SELECTED EXCERPT:
◇ ◇ ◇ ◇
# rounds 500-600



## tropicmaster (Dec 20, 2009)

1 box of 50 in each group. I am lovin my Kimber!


----------



## tropicmaster (Dec 20, 2009)




----------



## twomode (Jun 7, 2009)

From the looks of it your Kimber is lovin you right back! Nice shooting. I was at the range a few days ago with my stuff and a neighbor came along as well as another couple. I got to shoot my first 1911 a Kimber and a second one a Sig. Planted some very nice groups with both. Nice shooters indeed!


----------



## VasSigmeister (Jan 3, 2010)

Man, I wish I could shoot like that! My 50 holes would be all over the place...


----------



## Kano (Mar 8, 2009)

Good shooting ......What distance ??


----------



## tropicmaster (Dec 20, 2009)

Kano said:


> Good shooting ......What distance ??


10 yards, This was strictly form practice. Deliberate, somewhat slow draw, 2 rounds as fast as I can be accurate and reholster. By the end of the session I was getting down around 2 1/2 seconds from initiation to second shot fired. I was not really working for accuracy, but was pleased it was not bad. After I get the form down I will start serious work on accuracy.


----------



## Kano (Mar 8, 2009)

tropicmaster said:


> 10 yards, This was strictly form practice. Deliberate, somewhat slow draw, 2 rounds as fast as I can be accurate and reholster. By the end of the session I was getting down around 2 1/2 seconds from initiation to second shot fired. I was not really working for accuracy, but was pleased it was not bad. After I get the form down I will start serious work on accuracy.


Sounds like a plan ....:smt023


----------
◇ ◇ ◇ ◇
DATA SECTION:
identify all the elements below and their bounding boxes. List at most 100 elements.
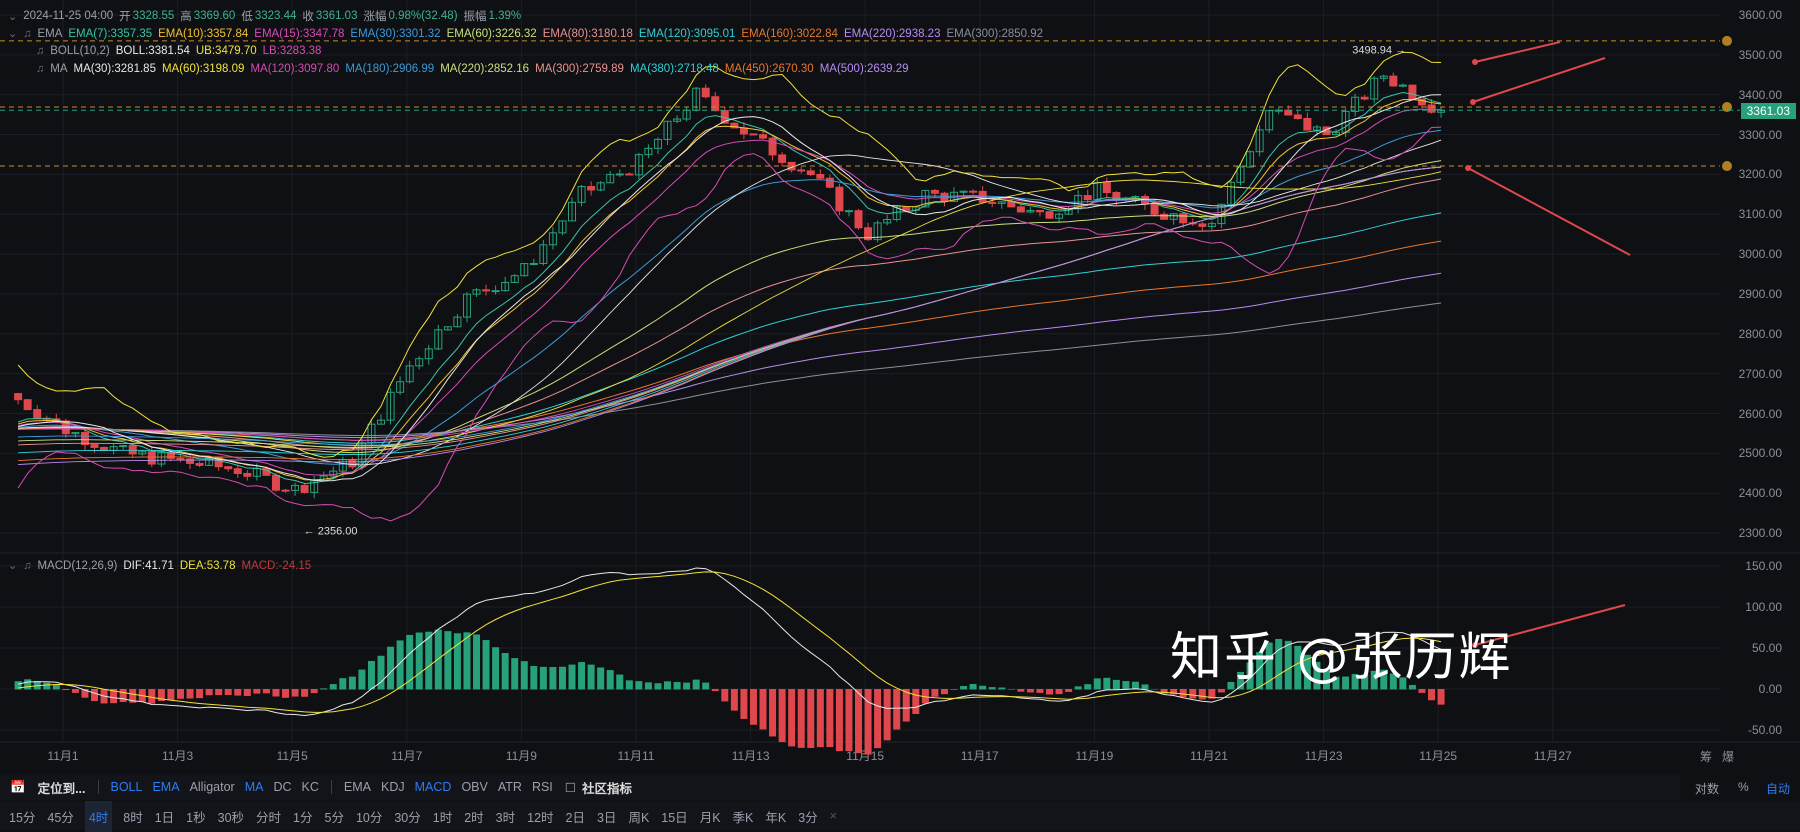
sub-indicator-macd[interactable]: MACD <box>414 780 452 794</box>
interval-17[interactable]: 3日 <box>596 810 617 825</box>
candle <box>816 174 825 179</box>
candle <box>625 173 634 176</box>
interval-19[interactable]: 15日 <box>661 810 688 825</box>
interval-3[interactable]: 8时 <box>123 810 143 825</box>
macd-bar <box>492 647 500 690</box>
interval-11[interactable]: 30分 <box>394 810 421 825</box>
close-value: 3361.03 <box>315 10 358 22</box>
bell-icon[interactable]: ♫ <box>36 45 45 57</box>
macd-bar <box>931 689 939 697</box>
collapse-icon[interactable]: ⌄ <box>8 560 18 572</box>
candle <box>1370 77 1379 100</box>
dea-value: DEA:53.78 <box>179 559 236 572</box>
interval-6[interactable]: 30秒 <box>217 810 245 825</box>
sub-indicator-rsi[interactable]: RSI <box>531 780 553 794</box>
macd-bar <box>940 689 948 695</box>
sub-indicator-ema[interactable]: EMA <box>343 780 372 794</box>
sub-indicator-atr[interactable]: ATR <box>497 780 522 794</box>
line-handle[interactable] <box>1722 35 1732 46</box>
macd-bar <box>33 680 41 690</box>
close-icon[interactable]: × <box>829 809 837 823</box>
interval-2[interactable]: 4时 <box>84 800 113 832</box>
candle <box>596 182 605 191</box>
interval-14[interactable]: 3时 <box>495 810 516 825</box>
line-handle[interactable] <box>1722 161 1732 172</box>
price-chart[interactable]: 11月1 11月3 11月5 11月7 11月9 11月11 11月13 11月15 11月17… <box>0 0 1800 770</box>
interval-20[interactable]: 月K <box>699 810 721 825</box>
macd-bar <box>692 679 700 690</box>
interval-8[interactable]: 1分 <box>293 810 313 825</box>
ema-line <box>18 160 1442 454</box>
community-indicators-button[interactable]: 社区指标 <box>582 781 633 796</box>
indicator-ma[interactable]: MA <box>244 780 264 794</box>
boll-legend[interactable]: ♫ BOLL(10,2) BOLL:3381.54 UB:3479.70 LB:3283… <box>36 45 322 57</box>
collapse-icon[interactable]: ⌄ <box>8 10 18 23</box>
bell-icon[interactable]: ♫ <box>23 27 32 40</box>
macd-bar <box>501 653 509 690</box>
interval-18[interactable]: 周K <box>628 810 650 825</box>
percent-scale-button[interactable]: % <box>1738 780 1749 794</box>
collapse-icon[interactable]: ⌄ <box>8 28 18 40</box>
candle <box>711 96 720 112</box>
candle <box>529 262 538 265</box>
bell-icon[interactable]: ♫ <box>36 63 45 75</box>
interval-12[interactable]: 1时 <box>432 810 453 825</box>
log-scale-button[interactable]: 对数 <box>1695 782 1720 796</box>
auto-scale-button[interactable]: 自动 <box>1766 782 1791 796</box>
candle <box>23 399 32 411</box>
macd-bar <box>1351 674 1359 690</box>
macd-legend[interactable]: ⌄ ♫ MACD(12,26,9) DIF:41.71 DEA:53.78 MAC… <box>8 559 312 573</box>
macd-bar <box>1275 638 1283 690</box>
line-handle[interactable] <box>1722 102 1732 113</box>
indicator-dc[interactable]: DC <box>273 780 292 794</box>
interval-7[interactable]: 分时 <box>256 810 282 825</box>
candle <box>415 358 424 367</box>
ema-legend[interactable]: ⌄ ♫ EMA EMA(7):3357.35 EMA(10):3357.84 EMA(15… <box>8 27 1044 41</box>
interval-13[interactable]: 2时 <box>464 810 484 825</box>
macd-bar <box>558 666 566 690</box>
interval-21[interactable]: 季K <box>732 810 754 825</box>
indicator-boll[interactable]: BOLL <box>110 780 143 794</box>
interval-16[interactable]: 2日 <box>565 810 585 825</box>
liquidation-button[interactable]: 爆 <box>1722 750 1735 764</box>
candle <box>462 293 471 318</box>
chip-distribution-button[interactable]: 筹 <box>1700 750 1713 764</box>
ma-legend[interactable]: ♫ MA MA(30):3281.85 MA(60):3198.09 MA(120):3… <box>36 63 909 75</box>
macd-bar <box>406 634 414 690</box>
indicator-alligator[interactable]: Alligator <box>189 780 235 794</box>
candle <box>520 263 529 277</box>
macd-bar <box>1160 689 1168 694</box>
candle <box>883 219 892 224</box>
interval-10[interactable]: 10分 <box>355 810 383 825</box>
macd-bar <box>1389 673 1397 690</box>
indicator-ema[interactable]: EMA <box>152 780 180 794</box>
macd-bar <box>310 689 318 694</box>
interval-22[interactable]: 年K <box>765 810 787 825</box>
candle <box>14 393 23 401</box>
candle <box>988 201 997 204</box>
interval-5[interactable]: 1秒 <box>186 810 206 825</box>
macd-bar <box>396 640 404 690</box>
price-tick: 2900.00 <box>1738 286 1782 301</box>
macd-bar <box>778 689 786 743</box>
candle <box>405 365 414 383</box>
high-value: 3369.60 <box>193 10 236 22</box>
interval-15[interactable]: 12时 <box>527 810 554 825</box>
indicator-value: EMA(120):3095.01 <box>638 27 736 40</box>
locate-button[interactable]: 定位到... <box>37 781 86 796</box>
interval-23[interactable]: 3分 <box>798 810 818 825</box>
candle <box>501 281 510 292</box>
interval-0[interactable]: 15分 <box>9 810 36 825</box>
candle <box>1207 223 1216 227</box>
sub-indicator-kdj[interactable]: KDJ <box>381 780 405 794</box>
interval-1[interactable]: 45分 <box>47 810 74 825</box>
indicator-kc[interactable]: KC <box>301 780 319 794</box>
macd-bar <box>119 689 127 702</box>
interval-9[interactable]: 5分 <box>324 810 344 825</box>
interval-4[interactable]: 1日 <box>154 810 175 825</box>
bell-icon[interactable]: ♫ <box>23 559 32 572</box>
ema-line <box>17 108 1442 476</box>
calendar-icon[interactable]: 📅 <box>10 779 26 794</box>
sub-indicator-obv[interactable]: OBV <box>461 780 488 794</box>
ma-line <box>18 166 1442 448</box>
◇ ◇ ◇ ◇
REQUIRED TASK 1:
In the forum thread on shooting practice, from what distance were the groups shot?
REQUIRED TASK 2:
In the forum thread on shooting practice, change "neighbor" to "friend" and give the passage again, starting at "From the looks" and stopping after "(Jan 3, 2010)".

RIGHT ANSWER 1:
10 yards

RIGHT ANSWER 2:
From the looks of it your Kimber is lovin you right back! Nice shooting. I was at the range a few days ago with my stuff and a friend came along as well as another couple. I got to shoot my first 1911 a Kimber and a second one a Sig. Planted some very nice groups with both. Nice shooters indeed!


----------



## VasSigmeister (Jan 3, 2010)